*ENTRIES SHOWN*:
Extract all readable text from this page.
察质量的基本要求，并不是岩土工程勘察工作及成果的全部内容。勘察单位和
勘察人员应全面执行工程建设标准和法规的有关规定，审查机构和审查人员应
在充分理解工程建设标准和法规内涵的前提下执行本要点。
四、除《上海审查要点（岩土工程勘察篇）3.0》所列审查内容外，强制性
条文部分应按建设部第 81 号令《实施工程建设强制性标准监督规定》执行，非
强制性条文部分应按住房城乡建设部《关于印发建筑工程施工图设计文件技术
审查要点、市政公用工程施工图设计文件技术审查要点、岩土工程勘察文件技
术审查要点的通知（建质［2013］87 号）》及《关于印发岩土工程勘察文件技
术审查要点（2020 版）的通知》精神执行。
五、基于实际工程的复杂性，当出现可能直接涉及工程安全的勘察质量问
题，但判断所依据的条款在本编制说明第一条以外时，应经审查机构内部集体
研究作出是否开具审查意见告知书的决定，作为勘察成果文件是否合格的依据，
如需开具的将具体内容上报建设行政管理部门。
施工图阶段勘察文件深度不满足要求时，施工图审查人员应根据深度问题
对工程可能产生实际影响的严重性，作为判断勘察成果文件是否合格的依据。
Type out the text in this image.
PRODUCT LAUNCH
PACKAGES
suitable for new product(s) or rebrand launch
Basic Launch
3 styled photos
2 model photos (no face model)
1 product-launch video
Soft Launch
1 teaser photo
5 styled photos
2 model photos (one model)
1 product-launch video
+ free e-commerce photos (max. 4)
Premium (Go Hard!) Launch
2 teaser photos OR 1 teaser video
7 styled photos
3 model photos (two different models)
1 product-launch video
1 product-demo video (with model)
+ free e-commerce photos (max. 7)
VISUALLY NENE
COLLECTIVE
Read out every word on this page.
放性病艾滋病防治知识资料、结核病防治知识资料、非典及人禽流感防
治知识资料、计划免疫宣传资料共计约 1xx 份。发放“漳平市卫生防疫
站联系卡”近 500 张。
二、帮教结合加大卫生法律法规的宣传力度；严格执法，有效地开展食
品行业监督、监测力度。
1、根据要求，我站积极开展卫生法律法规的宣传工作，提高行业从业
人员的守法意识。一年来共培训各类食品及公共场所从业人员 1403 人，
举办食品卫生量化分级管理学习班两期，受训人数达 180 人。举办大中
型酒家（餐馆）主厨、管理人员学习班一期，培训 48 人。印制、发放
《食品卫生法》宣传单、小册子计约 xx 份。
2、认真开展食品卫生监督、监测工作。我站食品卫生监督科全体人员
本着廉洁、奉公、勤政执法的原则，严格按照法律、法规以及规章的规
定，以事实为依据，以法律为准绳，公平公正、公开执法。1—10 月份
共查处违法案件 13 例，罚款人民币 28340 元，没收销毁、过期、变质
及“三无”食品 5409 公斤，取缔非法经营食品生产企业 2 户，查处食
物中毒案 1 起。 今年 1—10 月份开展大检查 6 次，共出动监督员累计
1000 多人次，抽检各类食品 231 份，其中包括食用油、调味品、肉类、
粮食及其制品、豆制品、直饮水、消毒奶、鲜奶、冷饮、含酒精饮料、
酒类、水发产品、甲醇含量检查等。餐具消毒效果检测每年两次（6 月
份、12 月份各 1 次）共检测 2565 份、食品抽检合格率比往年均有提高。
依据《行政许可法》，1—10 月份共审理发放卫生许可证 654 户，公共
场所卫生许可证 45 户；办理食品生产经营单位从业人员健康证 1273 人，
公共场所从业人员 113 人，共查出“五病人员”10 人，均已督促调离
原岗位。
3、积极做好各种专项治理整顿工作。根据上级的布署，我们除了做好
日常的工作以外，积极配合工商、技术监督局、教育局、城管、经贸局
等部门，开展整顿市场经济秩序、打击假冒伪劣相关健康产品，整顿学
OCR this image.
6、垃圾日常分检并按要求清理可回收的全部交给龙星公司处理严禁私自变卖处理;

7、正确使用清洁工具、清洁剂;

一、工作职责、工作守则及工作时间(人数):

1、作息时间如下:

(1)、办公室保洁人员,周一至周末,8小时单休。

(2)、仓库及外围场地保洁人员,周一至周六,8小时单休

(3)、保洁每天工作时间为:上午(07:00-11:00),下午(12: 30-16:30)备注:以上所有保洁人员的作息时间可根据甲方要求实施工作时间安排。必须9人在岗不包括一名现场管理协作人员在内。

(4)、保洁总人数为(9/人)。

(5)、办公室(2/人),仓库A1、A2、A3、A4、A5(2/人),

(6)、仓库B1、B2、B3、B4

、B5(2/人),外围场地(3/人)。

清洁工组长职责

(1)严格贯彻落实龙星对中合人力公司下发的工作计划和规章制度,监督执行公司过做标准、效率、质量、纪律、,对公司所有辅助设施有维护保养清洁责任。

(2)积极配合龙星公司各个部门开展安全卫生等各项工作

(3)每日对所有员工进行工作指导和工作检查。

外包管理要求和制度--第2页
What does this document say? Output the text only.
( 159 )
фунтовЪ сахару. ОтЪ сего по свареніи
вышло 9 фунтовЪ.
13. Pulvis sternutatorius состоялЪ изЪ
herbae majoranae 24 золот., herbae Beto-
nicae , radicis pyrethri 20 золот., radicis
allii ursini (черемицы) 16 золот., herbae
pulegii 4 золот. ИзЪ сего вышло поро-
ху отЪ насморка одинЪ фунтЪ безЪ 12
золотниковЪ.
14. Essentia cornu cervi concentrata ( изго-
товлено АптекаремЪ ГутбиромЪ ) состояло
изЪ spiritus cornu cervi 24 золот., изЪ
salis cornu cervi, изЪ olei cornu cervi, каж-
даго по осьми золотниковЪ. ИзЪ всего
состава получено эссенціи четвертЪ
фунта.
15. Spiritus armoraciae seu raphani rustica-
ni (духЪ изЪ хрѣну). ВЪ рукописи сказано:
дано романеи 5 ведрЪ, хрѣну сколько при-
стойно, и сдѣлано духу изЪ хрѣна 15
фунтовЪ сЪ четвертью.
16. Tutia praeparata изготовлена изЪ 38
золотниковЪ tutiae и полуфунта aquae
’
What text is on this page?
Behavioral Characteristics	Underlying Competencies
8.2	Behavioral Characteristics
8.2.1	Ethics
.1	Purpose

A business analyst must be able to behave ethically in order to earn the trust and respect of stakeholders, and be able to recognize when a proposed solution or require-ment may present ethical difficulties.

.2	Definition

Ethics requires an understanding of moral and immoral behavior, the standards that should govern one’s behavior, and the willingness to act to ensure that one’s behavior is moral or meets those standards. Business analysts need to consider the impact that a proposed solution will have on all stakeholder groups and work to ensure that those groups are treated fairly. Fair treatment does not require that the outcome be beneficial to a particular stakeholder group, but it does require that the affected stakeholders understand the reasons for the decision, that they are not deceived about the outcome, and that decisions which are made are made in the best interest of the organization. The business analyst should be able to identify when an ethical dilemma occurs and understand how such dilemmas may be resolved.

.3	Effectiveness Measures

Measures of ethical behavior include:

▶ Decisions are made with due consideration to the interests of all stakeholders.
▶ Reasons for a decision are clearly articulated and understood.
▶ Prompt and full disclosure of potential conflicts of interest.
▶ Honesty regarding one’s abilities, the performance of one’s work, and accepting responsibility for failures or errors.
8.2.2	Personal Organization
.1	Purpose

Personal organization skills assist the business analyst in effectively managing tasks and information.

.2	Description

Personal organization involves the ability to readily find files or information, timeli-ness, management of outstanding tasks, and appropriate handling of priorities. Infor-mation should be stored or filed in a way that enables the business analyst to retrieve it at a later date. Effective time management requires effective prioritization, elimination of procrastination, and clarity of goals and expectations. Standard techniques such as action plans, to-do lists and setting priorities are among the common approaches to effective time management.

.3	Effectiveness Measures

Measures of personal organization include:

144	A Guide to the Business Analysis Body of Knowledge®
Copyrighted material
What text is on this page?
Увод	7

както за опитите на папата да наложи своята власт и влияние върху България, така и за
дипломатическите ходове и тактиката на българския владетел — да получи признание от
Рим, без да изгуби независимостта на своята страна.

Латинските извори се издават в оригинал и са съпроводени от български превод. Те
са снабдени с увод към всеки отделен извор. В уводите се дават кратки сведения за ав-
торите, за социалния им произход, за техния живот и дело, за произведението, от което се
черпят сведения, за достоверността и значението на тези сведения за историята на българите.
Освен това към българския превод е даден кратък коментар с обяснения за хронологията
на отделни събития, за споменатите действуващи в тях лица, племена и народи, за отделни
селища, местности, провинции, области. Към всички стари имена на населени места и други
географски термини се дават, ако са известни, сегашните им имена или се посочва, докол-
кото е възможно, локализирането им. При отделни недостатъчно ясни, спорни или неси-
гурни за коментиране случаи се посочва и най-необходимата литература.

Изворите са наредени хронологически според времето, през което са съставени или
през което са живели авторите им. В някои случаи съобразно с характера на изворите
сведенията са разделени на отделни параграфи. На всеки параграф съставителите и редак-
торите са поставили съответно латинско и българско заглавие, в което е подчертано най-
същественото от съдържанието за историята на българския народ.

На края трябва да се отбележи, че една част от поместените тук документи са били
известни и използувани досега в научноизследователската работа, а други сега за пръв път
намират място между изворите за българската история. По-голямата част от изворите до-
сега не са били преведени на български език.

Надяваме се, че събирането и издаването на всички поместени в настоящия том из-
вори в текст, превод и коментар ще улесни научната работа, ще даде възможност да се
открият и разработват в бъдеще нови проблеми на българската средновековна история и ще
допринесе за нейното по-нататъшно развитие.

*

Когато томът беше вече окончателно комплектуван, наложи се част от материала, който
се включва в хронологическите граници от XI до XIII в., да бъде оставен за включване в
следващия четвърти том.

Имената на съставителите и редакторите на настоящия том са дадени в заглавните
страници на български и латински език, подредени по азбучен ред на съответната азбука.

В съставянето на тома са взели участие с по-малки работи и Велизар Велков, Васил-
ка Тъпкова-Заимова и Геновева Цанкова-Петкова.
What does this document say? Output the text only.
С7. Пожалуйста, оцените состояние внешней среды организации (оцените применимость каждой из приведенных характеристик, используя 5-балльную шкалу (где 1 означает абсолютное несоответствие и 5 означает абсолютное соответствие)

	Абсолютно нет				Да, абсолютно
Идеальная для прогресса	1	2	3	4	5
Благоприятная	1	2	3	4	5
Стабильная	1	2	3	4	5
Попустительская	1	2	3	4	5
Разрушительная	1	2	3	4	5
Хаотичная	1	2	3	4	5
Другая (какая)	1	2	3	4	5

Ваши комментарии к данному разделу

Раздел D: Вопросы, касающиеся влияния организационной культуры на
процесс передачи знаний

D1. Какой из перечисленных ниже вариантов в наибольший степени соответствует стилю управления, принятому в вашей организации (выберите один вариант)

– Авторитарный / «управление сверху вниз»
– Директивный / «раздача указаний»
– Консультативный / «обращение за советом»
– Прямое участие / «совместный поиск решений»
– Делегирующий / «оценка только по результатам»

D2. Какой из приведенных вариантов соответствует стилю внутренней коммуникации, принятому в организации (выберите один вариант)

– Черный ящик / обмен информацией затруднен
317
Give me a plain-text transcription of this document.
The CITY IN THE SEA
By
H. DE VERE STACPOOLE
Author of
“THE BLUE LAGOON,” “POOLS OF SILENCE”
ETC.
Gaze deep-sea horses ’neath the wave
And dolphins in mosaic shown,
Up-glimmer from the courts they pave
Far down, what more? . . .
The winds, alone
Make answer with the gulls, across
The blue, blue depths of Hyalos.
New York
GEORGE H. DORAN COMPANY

*STATED TASK*: Pull every line containing "коментар" out of the records.

*TASK OUTPUT*:
Освен това към българския превод е даден кратък коментар с обяснения за хронологията
вори в текст, превод и коментар ще улесни научната работа, ще даде възможност да се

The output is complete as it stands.